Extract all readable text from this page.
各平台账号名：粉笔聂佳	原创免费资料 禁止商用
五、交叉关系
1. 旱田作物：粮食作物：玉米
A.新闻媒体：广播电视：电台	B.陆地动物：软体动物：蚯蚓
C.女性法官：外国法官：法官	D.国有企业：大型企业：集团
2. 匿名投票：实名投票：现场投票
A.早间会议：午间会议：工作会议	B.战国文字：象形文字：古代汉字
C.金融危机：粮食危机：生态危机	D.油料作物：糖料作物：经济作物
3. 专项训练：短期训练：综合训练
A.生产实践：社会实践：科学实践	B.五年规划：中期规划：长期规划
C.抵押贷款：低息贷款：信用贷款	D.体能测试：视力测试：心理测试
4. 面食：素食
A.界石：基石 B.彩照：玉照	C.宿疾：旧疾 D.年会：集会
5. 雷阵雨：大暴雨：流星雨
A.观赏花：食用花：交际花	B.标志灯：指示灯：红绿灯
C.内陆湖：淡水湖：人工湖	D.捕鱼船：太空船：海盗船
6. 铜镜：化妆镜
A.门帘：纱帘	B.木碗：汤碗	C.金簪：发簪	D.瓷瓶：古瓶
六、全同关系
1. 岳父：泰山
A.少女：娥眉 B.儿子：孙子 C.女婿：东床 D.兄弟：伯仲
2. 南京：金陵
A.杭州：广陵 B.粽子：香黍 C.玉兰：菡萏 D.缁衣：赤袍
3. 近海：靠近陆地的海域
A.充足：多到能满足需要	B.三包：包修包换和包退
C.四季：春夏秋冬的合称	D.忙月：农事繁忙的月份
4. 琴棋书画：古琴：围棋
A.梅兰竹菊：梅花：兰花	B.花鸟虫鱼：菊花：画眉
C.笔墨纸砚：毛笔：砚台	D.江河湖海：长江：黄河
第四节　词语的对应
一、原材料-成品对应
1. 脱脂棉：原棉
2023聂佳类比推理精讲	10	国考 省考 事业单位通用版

> _What is needed_
Give the listing again, word for word.

> _Solution to the problem_
Extract all readable text from this page.
各平台账号名：粉笔聂佳	原创免费资料 禁止商用
五、交叉关系
1. 旱田作物：粮食作物：玉米
A.新闻媒体：广播电视：电台	B.陆地动物：软体动物：蚯蚓
C.女性法官：外国法官：法官	D.国有企业：大型企业：集团
2. 匿名投票：实名投票：现场投票
A.早间会议：午间会议：工作会议	B.战国文字：象形文字：古代汉字
C.金融危机：粮食危机：生态危机	D.油料作物：糖料作物：经济作物
3. 专项训练：短期训练：综合训练
A.生产实践：社会实践：科学实践	B.五年规划：中期规划：长期规划
C.抵押贷款：低息贷款：信用贷款	D.体能测试：视力测试：心理测试
4. 面食：素食
A.界石：基石 B.彩照：玉照	C.宿疾：旧疾 D.年会：集会
5. 雷阵雨：大暴雨：流星雨
A.观赏花：食用花：交际花	B.标志灯：指示灯：红绿灯
C.内陆湖：淡水湖：人工湖	D.捕鱼船：太空船：海盗船
6. 铜镜：化妆镜
A.门帘：纱帘	B.木碗：汤碗	C.金簪：发簪	D.瓷瓶：古瓶
六、全同关系
1. 岳父：泰山
A.少女：娥眉 B.儿子：孙子 C.女婿：东床 D.兄弟：伯仲
2. 南京：金陵
A.杭州：广陵 B.粽子：香黍 C.玉兰：菡萏 D.缁衣：赤袍
3. 近海：靠近陆地的海域
A.充足：多到能满足需要	B.三包：包修包换和包退
C.四季：春夏秋冬的合称	D.忙月：农事繁忙的月份
4. 琴棋书画：古琴：围棋
A.梅兰竹菊：梅花：兰花	B.花鸟虫鱼：菊花：画眉
C.笔墨纸砚：毛笔：砚台	D.江河湖海：长江：黄河
第四节　词语的对应
一、原材料-成品对应
1. 脱脂棉：原棉
2023聂佳类比推理精讲	10	国考 省考 事业单位通用版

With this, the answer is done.